[BEGIN]

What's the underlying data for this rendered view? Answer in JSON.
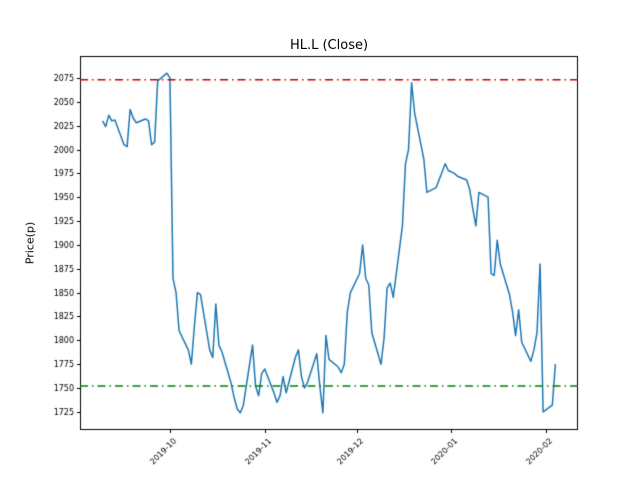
{
  "figure": {
    "background": "#ffffff"
  },
  "chart_data": {
    "type": "line",
    "title": "HL.L (Close)",
    "xlabel": "",
    "ylabel": "Price(p)",
    "grid": false,
    "legend": "none",
    "ylim": [
      1706,
      2098
    ],
    "yticks": [
      1725,
      1750,
      1775,
      1800,
      1825,
      1850,
      1875,
      1900,
      1925,
      1950,
      1975,
      2000,
      2025,
      2050,
      2075
    ],
    "xticks": [
      {
        "label": "2019-10",
        "date": "2019-10-01"
      },
      {
        "label": "2019-11",
        "date": "2019-11-01"
      },
      {
        "label": "2019-12",
        "date": "2019-12-01"
      },
      {
        "label": "2020-01",
        "date": "2020-01-01"
      },
      {
        "label": "2020-02",
        "date": "2020-02-01"
      }
    ],
    "xtick_rotation": 45,
    "hlines": [
      {
        "y": 2073,
        "color": "#cc0000",
        "style": "dashdot"
      },
      {
        "y": 1752,
        "color": "#007f00",
        "style": "dashdot"
      }
    ],
    "series": [
      {
        "name": "Close",
        "color": "#1f77b4",
        "x": [
          "2019-09-09",
          "2019-09-10",
          "2019-09-11",
          "2019-09-12",
          "2019-09-13",
          "2019-09-16",
          "2019-09-17",
          "2019-09-18",
          "2019-09-19",
          "2019-09-20",
          "2019-09-23",
          "2019-09-24",
          "2019-09-25",
          "2019-09-26",
          "2019-09-27",
          "2019-09-30",
          "2019-10-01",
          "2019-10-02",
          "2019-10-03",
          "2019-10-04",
          "2019-10-07",
          "2019-10-08",
          "2019-10-09",
          "2019-10-10",
          "2019-10-11",
          "2019-10-14",
          "2019-10-15",
          "2019-10-16",
          "2019-10-17",
          "2019-10-18",
          "2019-10-21",
          "2019-10-22",
          "2019-10-23",
          "2019-10-24",
          "2019-10-25",
          "2019-10-28",
          "2019-10-29",
          "2019-10-30",
          "2019-10-31",
          "2019-11-01",
          "2019-11-04",
          "2019-11-05",
          "2019-11-06",
          "2019-11-07",
          "2019-11-08",
          "2019-11-11",
          "2019-11-12",
          "2019-11-13",
          "2019-11-14",
          "2019-11-15",
          "2019-11-18",
          "2019-11-19",
          "2019-11-20",
          "2019-11-21",
          "2019-11-22",
          "2019-11-25",
          "2019-11-26",
          "2019-11-27",
          "2019-11-28",
          "2019-11-29",
          "2019-12-02",
          "2019-12-03",
          "2019-12-04",
          "2019-12-05",
          "2019-12-06",
          "2019-12-09",
          "2019-12-10",
          "2019-12-11",
          "2019-12-12",
          "2019-12-13",
          "2019-12-16",
          "2019-12-17",
          "2019-12-18",
          "2019-12-19",
          "2019-12-20",
          "2019-12-23",
          "2019-12-24",
          "2019-12-27",
          "2019-12-30",
          "2019-12-31",
          "2020-01-02",
          "2020-01-03",
          "2020-01-06",
          "2020-01-07",
          "2020-01-08",
          "2020-01-09",
          "2020-01-10",
          "2020-01-13",
          "2020-01-14",
          "2020-01-15",
          "2020-01-16",
          "2020-01-17",
          "2020-01-20",
          "2020-01-21",
          "2020-01-22",
          "2020-01-23",
          "2020-01-24",
          "2020-01-27",
          "2020-01-28",
          "2020-01-29",
          "2020-01-30",
          "2020-01-31",
          "2020-02-03",
          "2020-02-04"
        ],
        "y": [
          2030,
          2024,
          2036,
          2030,
          2031,
          2005,
          2003,
          2042,
          2033,
          2028,
          2032,
          2030,
          2005,
          2008,
          2072,
          2080,
          2075,
          1865,
          1850,
          1810,
          1790,
          1775,
          1815,
          1850,
          1848,
          1790,
          1782,
          1838,
          1795,
          1788,
          1755,
          1740,
          1728,
          1724,
          1732,
          1795,
          1752,
          1742,
          1765,
          1770,
          1745,
          1735,
          1742,
          1762,
          1745,
          1782,
          1790,
          1762,
          1750,
          1756,
          1786,
          1752,
          1724,
          1805,
          1780,
          1772,
          1766,
          1775,
          1830,
          1850,
          1870,
          1900,
          1865,
          1858,
          1808,
          1775,
          1802,
          1855,
          1860,
          1845,
          1920,
          1985,
          2000,
          2070,
          2038,
          1990,
          1955,
          1960,
          1985,
          1978,
          1975,
          1972,
          1968,
          1958,
          1938,
          1920,
          1955,
          1950,
          1870,
          1868,
          1905,
          1880,
          1848,
          1830,
          1805,
          1832,
          1798,
          1778,
          1790,
          1808,
          1880,
          1725,
          1732,
          1775
        ]
      }
    ]
  }
}
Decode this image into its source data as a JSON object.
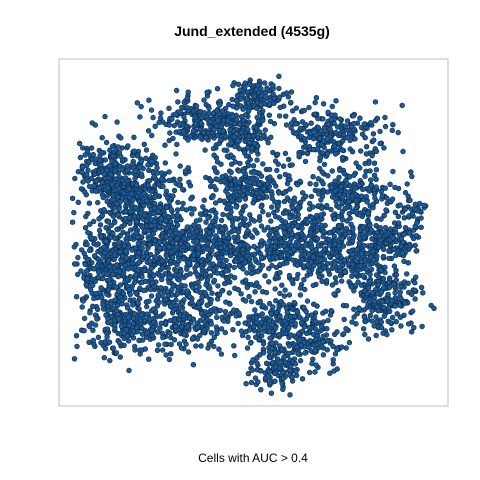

[END]

Find each line in the records holding the string "JSON" and show it.

THE RESULT:
What's the underlying data for this rendered view? Answer in JSON.
Decode this image into its source data as a JSON object.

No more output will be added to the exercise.